Search the data for the string "OECD" and extract every line where it appears.
────────────────────
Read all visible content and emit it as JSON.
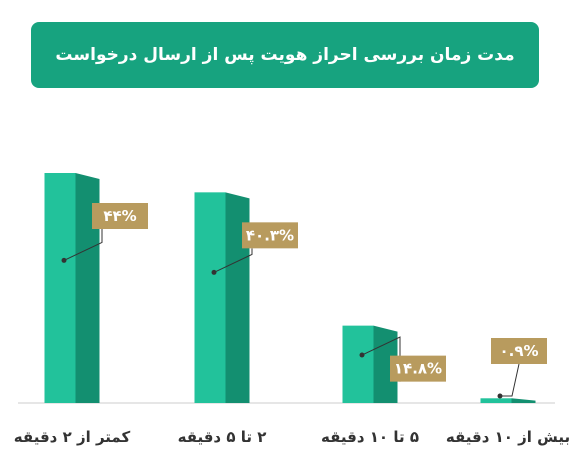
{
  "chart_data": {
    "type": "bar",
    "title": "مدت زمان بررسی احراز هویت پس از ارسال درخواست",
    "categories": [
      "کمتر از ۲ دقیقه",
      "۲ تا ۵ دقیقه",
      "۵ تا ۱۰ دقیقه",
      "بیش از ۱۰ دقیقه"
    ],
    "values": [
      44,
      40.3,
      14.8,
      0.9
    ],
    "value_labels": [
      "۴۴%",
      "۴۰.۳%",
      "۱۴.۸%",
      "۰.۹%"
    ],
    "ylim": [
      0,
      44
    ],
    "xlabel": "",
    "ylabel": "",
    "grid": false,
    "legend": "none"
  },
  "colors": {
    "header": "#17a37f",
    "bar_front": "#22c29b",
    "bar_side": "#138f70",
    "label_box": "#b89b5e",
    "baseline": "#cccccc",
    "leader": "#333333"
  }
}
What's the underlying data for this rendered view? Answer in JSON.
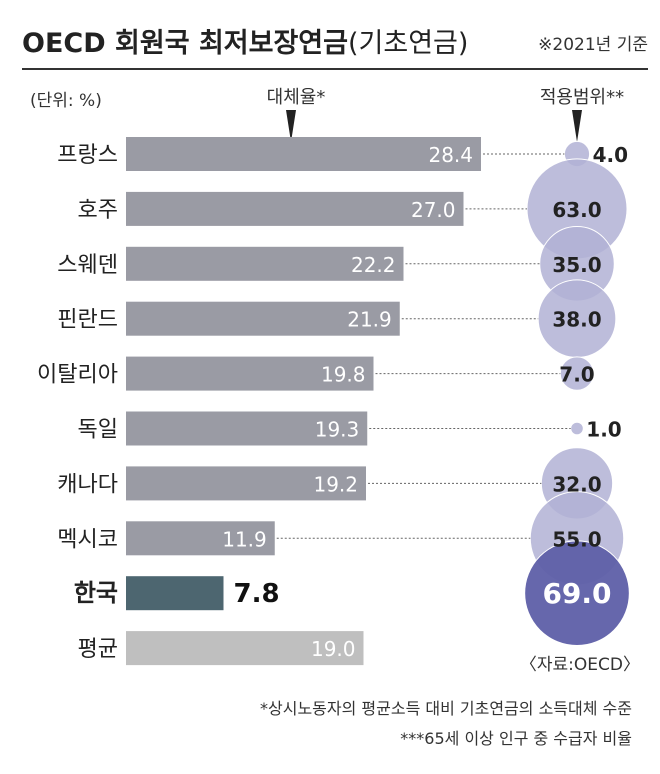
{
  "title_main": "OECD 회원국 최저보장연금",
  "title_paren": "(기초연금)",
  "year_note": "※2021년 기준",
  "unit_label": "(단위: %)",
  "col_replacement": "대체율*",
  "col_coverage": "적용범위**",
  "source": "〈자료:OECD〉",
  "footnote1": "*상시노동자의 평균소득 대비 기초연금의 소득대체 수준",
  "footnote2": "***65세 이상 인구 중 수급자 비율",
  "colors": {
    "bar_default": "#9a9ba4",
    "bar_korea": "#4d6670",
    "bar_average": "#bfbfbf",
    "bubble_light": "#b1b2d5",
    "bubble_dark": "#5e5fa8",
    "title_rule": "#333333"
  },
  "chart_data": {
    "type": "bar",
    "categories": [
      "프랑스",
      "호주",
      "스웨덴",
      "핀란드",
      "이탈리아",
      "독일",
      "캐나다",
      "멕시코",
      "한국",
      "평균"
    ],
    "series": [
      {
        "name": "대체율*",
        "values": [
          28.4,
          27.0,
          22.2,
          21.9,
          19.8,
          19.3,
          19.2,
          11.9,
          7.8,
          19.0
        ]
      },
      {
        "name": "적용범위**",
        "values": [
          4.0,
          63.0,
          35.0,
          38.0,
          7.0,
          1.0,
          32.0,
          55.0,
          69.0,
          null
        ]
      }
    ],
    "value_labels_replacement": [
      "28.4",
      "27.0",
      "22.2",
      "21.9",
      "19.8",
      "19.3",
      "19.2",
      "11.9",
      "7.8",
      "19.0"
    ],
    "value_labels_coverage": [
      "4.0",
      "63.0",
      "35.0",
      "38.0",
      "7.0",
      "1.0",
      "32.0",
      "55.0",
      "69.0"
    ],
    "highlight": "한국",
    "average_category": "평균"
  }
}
────────────────────
— RIGHT ANSWER —
  "title_main": "OECD 회원국 최저보장연금",
  "source": "〈자료:OECD〉",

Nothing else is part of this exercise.